Return each entry exactly, with none missing.

§ Entries
**********

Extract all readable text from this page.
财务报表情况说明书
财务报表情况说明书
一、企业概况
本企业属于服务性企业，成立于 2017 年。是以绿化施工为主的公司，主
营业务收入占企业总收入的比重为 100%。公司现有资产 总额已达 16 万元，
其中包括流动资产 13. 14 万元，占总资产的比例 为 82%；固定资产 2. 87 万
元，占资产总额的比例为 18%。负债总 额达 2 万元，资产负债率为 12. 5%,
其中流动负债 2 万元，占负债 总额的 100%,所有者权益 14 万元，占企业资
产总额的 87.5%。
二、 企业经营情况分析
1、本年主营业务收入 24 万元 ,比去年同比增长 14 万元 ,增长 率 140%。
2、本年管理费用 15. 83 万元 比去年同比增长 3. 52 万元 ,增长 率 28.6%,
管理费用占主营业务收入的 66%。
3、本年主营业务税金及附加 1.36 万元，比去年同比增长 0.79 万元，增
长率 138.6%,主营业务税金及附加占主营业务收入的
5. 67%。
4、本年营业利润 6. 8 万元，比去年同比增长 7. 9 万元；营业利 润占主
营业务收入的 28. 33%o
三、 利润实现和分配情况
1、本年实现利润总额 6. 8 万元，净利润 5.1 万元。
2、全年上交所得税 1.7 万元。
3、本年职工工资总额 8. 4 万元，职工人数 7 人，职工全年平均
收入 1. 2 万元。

**********

§ Expected answer
Extract all readable text from this page.
财务报表情况说明书
财务报表情况说明书
一、企业概况
本企业属于服务性企业，成立于 2017 年。是以绿化施工为主的公司，主
营业务收入占企业总收入的比重为 100%。公司现有资产 总额已达 16 万元，
其中包括流动资产 13. 14 万元，占总资产的比例 为 82%；固定资产 2. 87 万
元，占资产总额的比例为 18%。负债总 额达 2 万元，资产负债率为 12. 5%,
其中流动负债 2 万元，占负债 总额的 100%,所有者权益 14 万元，占企业资
产总额的 87.5%。
二、 企业经营情况分析
1、本年主营业务收入 24 万元 ,比去年同比增长 14 万元 ,增长 率 140%。
2、本年管理费用 15. 83 万元 比去年同比增长 3. 52 万元 ,增长 率 28.6%,
管理费用占主营业务收入的 66%。
3、本年主营业务税金及附加 1.36 万元，比去年同比增长 0.79 万元，增
长率 138.6%,主营业务税金及附加占主营业务收入的
5. 67%。
4、本年营业利润 6. 8 万元，比去年同比增长 7. 9 万元；营业利 润占主
营业务收入的 28. 33%o
三、 利润实现和分配情况
1、本年实现利润总额 6. 8 万元，净利润 5.1 万元。
2、全年上交所得税 1.7 万元。
3、本年职工工资总额 8. 4 万元，职工人数 7 人，职工全年平均
收入 1. 2 万元。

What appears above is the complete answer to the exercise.